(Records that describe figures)
* begin *

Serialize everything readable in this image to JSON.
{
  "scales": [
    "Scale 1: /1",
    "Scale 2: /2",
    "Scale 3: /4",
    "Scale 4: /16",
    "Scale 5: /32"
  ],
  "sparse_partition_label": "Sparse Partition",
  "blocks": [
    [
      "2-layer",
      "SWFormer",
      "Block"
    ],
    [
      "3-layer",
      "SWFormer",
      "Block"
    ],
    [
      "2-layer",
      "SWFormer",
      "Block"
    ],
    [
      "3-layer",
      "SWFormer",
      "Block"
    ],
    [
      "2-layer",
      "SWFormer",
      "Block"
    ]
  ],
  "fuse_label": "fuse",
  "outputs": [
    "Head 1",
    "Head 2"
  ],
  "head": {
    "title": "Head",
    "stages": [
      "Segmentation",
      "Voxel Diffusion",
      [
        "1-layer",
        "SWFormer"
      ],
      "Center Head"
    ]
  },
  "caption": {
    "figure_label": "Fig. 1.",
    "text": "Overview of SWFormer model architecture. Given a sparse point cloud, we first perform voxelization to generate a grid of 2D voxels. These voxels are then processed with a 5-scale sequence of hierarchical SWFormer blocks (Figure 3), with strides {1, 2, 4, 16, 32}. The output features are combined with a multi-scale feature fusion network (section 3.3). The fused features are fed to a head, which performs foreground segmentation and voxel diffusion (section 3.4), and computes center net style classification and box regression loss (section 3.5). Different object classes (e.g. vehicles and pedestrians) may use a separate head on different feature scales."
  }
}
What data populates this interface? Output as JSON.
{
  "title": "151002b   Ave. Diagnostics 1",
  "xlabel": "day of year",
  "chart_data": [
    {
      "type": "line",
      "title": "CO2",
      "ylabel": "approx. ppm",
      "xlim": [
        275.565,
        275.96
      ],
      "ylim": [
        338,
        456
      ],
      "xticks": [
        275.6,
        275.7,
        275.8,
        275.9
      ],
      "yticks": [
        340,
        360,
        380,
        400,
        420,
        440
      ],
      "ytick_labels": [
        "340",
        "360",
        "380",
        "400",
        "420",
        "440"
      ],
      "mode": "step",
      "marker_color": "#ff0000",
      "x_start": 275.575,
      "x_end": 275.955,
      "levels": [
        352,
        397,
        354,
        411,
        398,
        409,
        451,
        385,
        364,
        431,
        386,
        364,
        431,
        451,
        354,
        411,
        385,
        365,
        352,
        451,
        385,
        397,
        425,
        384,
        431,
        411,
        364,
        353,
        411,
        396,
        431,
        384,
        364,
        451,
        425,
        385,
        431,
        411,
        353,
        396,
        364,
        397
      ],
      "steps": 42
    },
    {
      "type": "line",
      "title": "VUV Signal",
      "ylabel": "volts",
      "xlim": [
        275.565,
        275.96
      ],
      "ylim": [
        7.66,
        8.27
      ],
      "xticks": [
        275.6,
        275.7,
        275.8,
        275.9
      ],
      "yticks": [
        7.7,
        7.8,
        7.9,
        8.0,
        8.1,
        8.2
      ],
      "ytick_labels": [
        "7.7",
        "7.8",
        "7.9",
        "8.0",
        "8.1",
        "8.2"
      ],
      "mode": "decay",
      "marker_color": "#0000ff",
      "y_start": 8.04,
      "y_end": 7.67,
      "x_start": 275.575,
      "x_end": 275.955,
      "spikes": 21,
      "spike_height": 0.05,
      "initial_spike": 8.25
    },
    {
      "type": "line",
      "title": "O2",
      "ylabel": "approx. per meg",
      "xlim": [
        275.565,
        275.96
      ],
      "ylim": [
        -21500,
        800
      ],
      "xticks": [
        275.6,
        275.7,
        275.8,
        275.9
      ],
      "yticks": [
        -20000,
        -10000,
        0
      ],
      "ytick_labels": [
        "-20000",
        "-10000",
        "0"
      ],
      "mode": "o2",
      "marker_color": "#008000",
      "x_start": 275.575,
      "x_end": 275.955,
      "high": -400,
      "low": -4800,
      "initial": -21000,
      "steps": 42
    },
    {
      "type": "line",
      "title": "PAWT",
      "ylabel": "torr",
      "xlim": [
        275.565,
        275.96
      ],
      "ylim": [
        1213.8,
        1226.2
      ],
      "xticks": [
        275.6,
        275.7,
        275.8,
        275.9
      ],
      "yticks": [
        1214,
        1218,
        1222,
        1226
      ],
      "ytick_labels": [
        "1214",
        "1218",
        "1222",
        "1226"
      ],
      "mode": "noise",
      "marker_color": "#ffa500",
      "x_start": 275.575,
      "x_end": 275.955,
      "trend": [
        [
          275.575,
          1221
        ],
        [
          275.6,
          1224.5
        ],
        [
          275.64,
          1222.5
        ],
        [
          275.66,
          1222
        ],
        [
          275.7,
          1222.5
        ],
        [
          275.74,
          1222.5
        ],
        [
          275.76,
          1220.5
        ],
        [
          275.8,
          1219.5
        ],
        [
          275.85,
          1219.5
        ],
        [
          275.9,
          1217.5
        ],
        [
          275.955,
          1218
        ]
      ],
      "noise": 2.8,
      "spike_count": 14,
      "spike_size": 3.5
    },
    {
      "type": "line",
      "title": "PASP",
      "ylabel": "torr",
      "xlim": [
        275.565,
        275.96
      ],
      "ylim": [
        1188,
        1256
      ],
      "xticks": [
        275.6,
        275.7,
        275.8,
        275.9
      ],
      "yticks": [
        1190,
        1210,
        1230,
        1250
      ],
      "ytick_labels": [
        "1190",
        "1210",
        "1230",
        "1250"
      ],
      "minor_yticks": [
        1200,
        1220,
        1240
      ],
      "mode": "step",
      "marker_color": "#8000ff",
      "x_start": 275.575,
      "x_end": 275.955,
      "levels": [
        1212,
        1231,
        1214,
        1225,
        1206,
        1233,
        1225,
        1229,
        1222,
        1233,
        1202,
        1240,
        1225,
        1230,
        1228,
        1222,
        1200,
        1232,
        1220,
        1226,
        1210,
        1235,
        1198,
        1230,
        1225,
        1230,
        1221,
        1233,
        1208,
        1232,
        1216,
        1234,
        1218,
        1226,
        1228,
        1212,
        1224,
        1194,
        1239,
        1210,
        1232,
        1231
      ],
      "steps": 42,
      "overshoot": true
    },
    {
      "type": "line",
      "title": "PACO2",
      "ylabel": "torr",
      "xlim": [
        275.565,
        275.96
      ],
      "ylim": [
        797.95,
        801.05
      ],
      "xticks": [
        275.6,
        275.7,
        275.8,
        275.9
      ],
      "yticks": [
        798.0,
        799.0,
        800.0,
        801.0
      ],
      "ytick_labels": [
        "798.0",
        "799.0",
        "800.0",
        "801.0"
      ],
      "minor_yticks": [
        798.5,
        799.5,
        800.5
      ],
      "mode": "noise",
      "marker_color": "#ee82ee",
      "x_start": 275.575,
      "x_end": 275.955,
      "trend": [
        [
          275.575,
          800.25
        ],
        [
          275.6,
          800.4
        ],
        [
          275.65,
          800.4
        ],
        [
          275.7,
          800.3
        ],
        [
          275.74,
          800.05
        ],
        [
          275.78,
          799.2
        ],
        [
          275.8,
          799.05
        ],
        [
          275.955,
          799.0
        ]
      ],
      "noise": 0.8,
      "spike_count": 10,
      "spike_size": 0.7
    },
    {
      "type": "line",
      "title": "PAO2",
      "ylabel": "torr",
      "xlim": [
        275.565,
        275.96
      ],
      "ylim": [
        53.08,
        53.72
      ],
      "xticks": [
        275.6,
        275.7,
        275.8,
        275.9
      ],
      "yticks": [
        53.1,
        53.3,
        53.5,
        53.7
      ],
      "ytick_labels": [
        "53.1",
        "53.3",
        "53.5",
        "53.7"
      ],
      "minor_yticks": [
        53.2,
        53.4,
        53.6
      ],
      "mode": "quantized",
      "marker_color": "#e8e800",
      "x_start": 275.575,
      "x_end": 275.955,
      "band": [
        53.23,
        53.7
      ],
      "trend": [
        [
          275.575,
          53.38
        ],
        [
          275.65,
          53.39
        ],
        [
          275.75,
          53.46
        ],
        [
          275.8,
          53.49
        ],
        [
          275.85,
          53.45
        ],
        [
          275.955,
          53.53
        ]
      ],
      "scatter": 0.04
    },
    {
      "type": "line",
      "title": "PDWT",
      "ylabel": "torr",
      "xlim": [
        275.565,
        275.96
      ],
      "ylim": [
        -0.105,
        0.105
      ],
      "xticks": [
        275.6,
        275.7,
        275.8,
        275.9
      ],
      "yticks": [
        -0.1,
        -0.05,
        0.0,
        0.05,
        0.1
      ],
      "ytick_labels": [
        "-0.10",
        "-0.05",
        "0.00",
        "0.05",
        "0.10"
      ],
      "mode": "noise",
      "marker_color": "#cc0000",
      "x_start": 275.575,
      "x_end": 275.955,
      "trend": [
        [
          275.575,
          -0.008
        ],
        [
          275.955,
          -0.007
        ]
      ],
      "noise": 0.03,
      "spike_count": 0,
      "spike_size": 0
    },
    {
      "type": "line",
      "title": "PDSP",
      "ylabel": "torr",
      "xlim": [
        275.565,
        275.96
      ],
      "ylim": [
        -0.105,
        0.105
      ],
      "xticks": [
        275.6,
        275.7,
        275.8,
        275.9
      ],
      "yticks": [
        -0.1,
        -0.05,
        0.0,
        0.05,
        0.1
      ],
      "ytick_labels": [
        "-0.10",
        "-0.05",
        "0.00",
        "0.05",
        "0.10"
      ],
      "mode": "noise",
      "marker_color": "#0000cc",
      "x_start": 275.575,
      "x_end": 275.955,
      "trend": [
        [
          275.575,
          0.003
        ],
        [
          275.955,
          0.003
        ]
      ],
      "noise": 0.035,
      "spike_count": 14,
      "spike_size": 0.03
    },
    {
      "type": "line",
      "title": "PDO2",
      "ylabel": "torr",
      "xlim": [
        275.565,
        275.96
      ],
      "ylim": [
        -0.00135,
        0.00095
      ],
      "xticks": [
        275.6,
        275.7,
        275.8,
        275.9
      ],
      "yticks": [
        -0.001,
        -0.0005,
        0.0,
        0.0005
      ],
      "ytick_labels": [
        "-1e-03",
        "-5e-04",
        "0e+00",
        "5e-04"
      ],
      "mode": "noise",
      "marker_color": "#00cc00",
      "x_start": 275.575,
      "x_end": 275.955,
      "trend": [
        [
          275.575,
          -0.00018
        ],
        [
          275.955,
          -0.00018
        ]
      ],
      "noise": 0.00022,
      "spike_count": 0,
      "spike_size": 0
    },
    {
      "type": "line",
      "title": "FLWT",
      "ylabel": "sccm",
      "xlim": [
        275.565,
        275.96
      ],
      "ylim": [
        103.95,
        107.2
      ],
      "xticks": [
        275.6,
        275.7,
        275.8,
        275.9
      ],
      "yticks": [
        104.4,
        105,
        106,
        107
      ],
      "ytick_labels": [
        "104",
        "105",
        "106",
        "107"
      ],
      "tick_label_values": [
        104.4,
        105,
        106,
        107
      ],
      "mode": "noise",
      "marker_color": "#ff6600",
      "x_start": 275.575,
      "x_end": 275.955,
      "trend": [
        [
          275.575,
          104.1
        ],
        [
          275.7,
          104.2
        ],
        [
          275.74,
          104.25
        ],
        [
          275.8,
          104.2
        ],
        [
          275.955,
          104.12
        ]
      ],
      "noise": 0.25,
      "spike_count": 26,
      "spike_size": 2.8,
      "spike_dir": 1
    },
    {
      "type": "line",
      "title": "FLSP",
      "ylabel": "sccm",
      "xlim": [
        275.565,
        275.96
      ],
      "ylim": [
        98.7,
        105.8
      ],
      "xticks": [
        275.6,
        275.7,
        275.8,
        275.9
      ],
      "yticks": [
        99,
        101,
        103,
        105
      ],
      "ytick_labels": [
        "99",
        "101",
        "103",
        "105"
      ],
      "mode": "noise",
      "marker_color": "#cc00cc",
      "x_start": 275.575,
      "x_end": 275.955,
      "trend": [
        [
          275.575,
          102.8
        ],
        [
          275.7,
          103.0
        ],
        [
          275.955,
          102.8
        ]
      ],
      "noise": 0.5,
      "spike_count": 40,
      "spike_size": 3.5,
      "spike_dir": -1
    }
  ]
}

* end *

▶ **TASK DETAILS**
Of the lines in this listing, how many contain "JSON"? Reply with the number and nothing more.

▶ **SOLUTION TO THIS PROBLEM**
2